_DESCRIPTION OF THE TASK:_ Show every line of the records below that contains the word "name".

═══ INPUT ROWS ═══

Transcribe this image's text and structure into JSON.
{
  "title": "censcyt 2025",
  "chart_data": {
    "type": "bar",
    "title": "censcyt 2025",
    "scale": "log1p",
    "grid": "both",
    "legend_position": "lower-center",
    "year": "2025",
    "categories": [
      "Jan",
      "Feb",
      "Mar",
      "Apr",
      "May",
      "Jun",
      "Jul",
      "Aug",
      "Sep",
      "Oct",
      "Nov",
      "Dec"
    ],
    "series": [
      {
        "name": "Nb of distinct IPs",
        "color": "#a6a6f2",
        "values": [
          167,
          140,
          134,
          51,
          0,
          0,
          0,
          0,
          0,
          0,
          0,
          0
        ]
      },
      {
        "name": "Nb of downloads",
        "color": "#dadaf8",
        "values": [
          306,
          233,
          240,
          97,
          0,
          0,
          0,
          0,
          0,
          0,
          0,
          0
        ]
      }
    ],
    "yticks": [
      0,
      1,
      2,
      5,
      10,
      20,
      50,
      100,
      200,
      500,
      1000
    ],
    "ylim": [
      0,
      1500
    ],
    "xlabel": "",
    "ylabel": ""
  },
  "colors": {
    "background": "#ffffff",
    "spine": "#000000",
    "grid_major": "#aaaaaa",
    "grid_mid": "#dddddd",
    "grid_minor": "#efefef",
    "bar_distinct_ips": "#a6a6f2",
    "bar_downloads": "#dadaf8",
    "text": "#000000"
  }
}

═══

_ANSWER TO THIS TASK:_
        "name": "Nb of distinct IPs",
        "name": "Nb of downloads",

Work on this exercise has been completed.